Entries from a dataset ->
• • • •

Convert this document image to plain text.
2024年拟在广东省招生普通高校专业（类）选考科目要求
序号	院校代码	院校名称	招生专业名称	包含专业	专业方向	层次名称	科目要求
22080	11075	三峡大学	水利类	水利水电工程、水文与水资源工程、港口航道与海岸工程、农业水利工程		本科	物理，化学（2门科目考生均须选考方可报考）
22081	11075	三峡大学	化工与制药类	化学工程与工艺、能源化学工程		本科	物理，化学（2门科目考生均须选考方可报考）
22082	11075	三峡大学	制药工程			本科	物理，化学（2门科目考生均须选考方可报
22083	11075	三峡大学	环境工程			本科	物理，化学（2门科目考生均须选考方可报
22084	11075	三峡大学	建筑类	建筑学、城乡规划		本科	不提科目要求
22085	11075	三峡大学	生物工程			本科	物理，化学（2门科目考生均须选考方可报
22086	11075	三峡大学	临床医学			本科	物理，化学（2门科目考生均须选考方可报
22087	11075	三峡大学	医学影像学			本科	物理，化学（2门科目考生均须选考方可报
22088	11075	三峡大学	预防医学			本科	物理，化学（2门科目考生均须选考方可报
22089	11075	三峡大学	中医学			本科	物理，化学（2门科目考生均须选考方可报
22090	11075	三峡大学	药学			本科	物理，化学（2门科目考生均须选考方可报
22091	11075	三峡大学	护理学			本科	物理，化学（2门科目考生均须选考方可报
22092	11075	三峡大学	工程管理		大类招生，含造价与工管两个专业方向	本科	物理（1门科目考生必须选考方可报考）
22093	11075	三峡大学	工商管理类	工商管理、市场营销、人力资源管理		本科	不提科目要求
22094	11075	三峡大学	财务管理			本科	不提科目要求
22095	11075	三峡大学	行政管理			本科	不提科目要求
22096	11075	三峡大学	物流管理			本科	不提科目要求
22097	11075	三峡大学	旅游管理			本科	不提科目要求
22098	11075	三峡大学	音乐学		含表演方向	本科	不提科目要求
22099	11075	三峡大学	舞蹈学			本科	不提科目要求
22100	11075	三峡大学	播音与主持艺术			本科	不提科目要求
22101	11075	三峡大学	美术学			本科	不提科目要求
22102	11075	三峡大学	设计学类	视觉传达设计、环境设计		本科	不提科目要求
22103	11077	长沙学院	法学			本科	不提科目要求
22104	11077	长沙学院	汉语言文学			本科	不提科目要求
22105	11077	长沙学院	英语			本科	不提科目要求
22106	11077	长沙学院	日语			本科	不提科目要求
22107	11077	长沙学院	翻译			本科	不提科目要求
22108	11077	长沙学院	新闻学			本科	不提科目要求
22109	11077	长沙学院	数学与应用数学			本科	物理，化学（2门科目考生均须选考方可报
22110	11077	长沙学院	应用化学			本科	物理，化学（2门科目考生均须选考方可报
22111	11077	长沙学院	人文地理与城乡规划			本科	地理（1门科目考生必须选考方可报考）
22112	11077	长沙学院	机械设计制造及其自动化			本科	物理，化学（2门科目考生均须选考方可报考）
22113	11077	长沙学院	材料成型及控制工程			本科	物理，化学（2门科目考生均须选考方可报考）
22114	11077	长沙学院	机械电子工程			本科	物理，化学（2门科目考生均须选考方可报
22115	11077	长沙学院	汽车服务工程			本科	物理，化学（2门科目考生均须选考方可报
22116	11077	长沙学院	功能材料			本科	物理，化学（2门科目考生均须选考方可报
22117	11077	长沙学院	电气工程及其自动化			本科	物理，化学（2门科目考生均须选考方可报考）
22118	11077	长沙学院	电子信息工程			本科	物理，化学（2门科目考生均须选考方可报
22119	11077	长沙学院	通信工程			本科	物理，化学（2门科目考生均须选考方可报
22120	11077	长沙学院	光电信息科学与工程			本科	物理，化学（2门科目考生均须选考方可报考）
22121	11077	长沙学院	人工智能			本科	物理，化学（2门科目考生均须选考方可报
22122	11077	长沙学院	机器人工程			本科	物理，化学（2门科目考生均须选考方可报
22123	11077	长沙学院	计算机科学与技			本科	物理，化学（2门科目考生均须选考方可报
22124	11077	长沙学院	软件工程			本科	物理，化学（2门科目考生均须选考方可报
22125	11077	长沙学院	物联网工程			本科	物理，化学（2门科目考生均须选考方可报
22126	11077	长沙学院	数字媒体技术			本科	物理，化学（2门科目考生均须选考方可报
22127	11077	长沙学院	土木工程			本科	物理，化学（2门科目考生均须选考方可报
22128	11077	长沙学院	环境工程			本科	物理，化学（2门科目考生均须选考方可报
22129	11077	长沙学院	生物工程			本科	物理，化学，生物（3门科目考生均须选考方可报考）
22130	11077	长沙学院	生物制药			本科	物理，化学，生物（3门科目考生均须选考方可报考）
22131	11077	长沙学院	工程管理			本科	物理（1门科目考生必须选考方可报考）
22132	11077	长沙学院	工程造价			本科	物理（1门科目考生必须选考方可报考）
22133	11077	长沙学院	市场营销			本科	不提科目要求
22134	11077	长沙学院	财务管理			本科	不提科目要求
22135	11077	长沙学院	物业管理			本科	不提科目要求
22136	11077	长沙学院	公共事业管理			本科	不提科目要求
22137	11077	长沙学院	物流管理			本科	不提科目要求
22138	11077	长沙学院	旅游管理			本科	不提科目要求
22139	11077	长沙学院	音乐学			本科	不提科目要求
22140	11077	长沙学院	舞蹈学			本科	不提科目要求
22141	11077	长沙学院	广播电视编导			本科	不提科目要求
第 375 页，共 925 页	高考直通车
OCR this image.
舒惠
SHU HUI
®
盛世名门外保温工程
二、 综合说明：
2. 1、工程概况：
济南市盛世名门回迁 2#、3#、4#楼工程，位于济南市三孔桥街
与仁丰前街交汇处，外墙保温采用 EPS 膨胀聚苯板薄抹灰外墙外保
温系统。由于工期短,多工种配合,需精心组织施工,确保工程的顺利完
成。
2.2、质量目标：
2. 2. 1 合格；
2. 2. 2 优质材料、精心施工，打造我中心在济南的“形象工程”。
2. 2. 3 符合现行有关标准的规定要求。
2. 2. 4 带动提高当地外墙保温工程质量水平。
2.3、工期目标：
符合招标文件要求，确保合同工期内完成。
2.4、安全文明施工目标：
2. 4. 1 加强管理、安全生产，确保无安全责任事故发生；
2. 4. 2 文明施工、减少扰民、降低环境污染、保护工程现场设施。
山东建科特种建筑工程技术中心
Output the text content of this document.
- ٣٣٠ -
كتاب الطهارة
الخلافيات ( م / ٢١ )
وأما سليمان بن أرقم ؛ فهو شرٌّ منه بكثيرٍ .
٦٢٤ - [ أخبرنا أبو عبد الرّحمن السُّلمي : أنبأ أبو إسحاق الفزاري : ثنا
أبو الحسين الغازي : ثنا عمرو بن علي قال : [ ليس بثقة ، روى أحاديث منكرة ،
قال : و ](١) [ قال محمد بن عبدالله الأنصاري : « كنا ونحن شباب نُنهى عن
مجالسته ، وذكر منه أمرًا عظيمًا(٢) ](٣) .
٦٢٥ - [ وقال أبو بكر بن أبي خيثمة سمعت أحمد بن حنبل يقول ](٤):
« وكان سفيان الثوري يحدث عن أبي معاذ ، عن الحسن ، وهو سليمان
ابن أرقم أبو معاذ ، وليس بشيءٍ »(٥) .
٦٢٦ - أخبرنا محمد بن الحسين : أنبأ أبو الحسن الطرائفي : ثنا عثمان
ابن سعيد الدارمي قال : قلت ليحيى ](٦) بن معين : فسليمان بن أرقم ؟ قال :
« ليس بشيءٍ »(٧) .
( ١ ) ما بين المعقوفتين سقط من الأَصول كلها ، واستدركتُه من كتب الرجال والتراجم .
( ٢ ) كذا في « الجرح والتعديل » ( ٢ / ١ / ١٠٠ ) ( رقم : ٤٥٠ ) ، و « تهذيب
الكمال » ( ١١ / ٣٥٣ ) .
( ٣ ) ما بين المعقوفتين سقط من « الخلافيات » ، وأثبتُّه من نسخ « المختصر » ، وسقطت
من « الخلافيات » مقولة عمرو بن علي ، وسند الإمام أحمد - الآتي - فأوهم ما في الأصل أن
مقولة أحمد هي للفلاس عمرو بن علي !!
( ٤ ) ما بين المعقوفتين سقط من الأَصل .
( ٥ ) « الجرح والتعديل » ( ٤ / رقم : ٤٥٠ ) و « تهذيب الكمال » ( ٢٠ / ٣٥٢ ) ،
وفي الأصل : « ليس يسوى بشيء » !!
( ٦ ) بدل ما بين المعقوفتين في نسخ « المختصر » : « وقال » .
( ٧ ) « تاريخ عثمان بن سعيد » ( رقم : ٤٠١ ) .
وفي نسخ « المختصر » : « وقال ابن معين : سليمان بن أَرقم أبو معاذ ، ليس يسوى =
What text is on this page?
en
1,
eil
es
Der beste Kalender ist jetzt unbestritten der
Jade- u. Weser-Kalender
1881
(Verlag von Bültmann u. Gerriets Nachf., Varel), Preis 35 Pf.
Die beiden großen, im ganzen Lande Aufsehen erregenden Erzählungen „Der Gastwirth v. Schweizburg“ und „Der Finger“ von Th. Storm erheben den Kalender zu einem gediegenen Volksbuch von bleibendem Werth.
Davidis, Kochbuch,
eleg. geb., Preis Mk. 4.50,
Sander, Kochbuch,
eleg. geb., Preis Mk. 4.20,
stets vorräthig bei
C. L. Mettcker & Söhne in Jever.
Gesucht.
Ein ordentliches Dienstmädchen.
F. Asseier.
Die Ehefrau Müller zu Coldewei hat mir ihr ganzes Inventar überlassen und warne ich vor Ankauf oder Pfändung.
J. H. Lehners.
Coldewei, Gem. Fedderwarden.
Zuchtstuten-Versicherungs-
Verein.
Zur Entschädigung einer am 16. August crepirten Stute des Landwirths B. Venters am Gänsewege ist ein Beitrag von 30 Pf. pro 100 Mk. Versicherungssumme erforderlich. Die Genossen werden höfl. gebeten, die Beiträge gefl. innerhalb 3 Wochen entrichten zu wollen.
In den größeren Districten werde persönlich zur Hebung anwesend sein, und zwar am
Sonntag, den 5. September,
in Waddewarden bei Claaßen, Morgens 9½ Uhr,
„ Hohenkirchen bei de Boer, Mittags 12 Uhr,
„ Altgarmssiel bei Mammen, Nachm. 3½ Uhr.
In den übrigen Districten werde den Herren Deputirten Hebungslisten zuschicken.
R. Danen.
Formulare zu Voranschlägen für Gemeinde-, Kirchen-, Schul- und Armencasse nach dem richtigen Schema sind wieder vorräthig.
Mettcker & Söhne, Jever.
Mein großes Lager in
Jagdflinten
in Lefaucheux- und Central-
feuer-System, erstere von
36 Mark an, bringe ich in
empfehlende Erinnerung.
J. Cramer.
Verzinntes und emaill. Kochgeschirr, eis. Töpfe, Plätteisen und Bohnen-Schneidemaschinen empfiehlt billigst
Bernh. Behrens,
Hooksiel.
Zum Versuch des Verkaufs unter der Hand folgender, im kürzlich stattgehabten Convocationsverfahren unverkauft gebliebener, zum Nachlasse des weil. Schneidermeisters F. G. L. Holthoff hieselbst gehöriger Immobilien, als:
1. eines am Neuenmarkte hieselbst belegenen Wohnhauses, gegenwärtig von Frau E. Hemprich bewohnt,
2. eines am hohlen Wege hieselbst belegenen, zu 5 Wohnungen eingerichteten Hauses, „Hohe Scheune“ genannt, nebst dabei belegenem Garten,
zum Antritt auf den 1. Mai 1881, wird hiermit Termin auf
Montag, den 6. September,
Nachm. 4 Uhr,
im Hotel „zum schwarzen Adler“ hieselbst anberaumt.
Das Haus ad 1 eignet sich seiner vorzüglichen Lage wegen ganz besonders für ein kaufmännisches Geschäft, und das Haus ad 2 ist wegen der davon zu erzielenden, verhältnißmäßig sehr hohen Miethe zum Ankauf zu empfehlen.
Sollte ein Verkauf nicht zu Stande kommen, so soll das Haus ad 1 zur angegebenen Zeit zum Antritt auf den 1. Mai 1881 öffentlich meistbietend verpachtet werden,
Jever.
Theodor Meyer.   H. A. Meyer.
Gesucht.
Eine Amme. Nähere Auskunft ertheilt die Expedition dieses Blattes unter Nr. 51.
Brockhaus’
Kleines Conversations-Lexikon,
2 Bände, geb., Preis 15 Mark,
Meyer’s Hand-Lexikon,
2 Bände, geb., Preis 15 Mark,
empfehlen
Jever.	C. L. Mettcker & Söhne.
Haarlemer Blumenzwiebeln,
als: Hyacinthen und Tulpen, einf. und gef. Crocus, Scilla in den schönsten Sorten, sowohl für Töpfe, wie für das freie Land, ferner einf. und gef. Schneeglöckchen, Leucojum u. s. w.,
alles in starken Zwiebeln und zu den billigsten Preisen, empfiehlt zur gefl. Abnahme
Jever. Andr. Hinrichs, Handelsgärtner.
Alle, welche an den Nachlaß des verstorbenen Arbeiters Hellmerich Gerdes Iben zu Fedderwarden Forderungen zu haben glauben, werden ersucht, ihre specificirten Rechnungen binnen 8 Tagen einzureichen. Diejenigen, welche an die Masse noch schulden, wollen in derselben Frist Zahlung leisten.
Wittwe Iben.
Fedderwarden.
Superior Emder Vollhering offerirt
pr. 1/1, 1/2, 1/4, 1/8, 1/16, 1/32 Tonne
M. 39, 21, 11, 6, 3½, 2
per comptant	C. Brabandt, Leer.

• • • •

TASK -> Check each line in the listing above for the string "مقولة", then report how many lines contain it, with no other text.

RESPONSE TO THE TASK -> 2